Data records:
-- -- --
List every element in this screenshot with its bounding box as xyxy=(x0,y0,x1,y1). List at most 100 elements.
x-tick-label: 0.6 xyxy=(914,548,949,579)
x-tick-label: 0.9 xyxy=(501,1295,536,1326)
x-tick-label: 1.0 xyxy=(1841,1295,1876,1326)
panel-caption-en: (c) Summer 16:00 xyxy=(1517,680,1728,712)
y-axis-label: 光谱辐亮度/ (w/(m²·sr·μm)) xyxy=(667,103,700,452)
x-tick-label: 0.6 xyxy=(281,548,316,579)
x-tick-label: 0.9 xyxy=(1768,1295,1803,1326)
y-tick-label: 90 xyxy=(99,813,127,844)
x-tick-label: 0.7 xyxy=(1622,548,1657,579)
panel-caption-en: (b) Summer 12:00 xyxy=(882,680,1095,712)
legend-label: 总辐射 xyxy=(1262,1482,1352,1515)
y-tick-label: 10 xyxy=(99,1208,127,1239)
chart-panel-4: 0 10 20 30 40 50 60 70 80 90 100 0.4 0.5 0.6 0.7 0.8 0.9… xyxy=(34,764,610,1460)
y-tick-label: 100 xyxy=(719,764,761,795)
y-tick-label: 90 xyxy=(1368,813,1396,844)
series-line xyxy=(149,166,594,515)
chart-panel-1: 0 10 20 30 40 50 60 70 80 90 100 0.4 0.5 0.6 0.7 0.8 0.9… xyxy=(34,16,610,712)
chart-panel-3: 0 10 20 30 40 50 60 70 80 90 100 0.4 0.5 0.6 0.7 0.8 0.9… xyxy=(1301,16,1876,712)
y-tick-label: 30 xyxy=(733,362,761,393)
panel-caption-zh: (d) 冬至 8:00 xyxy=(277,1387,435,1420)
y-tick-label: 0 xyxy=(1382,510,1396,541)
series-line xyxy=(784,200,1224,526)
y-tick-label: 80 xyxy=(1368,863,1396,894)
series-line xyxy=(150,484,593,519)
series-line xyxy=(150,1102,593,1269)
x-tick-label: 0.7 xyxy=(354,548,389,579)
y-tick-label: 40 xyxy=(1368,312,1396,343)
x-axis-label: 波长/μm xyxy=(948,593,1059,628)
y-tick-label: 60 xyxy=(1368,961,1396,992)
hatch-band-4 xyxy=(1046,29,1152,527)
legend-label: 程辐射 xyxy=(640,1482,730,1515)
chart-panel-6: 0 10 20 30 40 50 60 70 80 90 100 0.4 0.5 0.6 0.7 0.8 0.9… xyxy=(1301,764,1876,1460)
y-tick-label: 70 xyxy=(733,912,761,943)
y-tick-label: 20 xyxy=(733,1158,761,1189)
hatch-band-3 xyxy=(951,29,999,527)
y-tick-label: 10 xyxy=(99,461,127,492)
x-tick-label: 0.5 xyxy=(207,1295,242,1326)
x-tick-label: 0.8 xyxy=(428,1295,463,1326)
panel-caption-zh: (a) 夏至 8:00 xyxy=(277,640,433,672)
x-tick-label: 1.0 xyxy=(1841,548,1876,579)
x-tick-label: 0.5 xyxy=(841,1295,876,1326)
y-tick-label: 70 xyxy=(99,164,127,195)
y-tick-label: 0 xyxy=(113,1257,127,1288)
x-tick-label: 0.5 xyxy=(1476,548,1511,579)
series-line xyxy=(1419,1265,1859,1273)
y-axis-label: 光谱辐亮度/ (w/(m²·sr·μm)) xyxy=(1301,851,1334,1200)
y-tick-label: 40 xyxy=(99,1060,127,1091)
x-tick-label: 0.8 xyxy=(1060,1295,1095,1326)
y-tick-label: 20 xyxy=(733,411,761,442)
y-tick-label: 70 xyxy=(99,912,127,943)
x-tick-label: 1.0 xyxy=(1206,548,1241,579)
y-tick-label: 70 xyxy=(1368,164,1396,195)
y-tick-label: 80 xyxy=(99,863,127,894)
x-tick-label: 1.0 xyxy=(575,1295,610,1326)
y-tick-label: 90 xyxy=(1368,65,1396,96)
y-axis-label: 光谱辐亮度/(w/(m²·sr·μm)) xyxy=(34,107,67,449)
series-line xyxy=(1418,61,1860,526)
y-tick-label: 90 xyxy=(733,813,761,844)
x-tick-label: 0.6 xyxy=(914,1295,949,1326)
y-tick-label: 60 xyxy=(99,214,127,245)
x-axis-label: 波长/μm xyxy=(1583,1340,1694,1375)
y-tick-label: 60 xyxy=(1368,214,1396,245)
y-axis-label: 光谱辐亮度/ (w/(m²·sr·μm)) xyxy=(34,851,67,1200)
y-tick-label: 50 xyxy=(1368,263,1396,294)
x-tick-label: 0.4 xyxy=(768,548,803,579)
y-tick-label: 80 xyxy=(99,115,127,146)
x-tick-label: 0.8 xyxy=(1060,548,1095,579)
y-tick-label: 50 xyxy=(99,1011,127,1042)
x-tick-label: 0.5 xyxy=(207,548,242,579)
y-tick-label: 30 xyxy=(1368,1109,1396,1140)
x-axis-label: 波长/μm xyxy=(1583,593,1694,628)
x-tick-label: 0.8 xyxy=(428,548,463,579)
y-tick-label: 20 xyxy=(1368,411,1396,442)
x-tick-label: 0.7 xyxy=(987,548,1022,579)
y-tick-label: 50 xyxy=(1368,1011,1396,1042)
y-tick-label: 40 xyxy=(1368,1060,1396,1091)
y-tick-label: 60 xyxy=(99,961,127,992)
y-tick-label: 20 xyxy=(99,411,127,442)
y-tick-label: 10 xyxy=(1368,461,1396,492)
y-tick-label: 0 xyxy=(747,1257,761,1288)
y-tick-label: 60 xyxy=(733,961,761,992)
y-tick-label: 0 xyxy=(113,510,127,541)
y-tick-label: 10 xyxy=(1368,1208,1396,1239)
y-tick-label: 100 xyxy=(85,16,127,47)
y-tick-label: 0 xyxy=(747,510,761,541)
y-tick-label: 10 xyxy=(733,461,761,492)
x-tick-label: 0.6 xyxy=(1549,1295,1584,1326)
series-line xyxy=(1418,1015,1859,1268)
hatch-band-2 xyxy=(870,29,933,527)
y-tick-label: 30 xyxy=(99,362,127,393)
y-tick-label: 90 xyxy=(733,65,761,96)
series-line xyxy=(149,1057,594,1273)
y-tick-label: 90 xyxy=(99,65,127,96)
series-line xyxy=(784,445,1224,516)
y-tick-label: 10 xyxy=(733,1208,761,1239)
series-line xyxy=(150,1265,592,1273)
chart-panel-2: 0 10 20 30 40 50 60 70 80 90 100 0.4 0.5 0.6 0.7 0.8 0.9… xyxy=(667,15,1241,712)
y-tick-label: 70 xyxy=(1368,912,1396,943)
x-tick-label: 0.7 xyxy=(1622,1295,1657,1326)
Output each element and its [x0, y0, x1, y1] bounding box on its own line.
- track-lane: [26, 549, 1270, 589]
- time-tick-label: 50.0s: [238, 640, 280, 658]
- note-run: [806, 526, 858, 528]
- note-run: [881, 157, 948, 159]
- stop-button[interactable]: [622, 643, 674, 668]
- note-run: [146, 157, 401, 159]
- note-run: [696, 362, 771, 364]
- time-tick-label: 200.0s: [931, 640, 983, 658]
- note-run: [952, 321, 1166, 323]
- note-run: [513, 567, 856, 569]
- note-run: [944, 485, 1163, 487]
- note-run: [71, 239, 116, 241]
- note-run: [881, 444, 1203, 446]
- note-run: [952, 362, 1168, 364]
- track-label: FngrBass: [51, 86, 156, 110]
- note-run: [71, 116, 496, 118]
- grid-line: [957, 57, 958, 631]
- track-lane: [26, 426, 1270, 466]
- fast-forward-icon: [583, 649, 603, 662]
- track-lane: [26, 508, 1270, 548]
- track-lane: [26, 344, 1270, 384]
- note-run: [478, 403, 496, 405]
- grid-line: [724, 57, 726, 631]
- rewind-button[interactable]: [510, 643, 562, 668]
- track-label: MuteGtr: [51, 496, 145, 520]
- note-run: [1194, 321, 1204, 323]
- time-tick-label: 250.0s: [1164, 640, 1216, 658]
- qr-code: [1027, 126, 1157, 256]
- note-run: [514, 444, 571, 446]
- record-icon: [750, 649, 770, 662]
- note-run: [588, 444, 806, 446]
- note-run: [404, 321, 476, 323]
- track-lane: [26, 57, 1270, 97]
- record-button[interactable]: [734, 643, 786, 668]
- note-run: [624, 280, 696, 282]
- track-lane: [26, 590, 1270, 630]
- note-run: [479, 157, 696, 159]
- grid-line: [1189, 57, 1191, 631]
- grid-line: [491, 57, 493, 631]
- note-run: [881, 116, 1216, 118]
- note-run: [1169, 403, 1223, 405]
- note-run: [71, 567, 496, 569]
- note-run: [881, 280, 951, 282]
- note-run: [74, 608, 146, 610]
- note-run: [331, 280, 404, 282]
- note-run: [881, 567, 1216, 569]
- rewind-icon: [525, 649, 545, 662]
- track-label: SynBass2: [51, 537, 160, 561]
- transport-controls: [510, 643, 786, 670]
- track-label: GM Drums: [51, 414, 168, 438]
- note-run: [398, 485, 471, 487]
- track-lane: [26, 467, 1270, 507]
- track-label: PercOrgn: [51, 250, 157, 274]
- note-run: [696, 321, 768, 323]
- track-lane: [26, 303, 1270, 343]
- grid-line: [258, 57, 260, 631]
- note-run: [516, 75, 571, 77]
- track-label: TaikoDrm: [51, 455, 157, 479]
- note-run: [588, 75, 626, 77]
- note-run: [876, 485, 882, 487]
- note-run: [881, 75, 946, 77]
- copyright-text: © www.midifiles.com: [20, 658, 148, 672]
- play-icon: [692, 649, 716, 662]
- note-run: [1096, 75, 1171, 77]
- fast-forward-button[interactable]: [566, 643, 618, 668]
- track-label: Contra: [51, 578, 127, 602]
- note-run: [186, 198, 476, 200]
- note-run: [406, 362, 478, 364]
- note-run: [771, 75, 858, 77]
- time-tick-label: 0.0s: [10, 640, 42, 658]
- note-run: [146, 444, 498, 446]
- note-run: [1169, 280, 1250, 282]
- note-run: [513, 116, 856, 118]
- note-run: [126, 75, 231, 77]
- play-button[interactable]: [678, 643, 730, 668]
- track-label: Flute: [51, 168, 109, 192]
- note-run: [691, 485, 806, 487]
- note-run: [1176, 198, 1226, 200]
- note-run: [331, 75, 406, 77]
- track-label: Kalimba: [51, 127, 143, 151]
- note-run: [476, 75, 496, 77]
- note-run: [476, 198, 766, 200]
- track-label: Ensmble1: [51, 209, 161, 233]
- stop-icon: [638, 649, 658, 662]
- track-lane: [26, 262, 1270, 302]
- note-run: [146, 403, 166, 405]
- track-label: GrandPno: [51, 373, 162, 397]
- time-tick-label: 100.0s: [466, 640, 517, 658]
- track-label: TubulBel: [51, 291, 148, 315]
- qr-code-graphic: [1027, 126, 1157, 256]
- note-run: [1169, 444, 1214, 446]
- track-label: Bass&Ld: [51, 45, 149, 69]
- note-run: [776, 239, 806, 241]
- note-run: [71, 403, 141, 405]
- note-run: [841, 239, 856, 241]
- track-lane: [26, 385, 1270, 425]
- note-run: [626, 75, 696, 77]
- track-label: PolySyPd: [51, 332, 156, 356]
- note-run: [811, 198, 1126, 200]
-- -- --
Repeat the entries word for word, starting with the first line and going on through the line that contains "y-tick-label: 90 xyxy=(99,813,127,844)".

> _Solution below_:
List every element in this screenshot with its bounding box as xyxy=(x0,y0,x1,y1). List at most 100 elements.
x-tick-label: 0.6 xyxy=(914,548,949,579)
x-tick-label: 0.9 xyxy=(501,1295,536,1326)
x-tick-label: 1.0 xyxy=(1841,1295,1876,1326)
panel-caption-en: (c) Summer 16:00 xyxy=(1517,680,1728,712)
y-axis-label: 光谱辐亮度/ (w/(m²·sr·μm)) xyxy=(667,103,700,452)
x-tick-label: 0.6 xyxy=(281,548,316,579)
x-tick-label: 0.9 xyxy=(1768,1295,1803,1326)
y-tick-label: 90 xyxy=(99,813,127,844)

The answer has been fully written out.